Task to complete: Would you transcribe all of the data exactly, down to the last character?

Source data
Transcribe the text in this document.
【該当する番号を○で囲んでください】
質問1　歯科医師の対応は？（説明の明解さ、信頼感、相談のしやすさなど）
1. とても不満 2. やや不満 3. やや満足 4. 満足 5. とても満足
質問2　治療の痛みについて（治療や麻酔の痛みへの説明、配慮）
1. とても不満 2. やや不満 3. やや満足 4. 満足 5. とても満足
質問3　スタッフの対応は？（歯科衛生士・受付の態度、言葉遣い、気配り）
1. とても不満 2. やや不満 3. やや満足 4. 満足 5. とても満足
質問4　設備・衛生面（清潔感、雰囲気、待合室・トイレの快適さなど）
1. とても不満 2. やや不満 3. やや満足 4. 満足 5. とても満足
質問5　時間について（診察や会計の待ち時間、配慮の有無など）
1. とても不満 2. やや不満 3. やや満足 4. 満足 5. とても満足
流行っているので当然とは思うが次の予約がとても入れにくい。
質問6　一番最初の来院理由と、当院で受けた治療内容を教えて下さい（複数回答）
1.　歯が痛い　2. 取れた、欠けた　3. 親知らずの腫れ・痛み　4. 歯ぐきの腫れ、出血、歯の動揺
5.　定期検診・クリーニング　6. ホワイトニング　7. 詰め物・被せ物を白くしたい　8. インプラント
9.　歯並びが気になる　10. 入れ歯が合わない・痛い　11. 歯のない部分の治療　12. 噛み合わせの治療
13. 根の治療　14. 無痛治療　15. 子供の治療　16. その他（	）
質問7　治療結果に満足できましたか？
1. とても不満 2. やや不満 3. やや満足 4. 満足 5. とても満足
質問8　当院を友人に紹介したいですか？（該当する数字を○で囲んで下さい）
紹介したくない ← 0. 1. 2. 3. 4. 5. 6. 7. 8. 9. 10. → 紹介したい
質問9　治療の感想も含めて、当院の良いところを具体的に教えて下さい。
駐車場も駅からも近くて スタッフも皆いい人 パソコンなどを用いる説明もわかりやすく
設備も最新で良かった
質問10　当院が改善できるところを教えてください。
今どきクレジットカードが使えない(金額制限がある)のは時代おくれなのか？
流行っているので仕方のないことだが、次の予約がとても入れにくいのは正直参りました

Full response:
Transcribe the text in this document.
【該当する番号を○で囲んでください】
質問1　歯科医師の対応は？（説明の明解さ、信頼感、相談のしやすさなど）
1. とても不満 2. やや不満 3. やや満足 4. 満足 5. とても満足
質問2　治療の痛みについて（治療や麻酔の痛みへの説明、配慮）
1. とても不満 2. やや不満 3. やや満足 4. 満足 5. とても満足
質問3　スタッフの対応は？（歯科衛生士・受付の態度、言葉遣い、気配り）
1. とても不満 2. やや不満 3. やや満足 4. 満足 5. とても満足
質問4　設備・衛生面（清潔感、雰囲気、待合室・トイレの快適さなど）
1. とても不満 2. やや不満 3. やや満足 4. 満足 5. とても満足
質問5　時間について（診察や会計の待ち時間、配慮の有無など）
1. とても不満 2. やや不満 3. やや満足 4. 満足 5. とても満足
流行っているので当然とは思うが次の予約がとても入れにくい。
質問6　一番最初の来院理由と、当院で受けた治療内容を教えて下さい（複数回答）
1.　歯が痛い　2. 取れた、欠けた　3. 親知らずの腫れ・痛み　4. 歯ぐきの腫れ、出血、歯の動揺
5.　定期検診・クリーニング　6. ホワイトニング　7. 詰め物・被せ物を白くしたい　8. インプラント
9.　歯並びが気になる　10. 入れ歯が合わない・痛い　11. 歯のない部分の治療　12. 噛み合わせの治療
13. 根の治療　14. 無痛治療　15. 子供の治療　16. その他（	）
質問7　治療結果に満足できましたか？
1. とても不満 2. やや不満 3. やや満足 4. 満足 5. とても満足
質問8　当院を友人に紹介したいですか？（該当する数字を○で囲んで下さい）
紹介したくない ← 0. 1. 2. 3. 4. 5. 6. 7. 8. 9. 10. → 紹介したい
質問9　治療の感想も含めて、当院の良いところを具体的に教えて下さい。
駐車場も駅からも近くて スタッフも皆いい人 パソコンなどを用いる説明もわかりやすく
設備も最新で良かった
質問10　当院が改善できるところを教えてください。
今どきクレジットカードが使えない(金額制限がある)のは時代おくれなのか？
流行っているので仕方のないことだが、次の予約がとても入れにくいのは正直参りました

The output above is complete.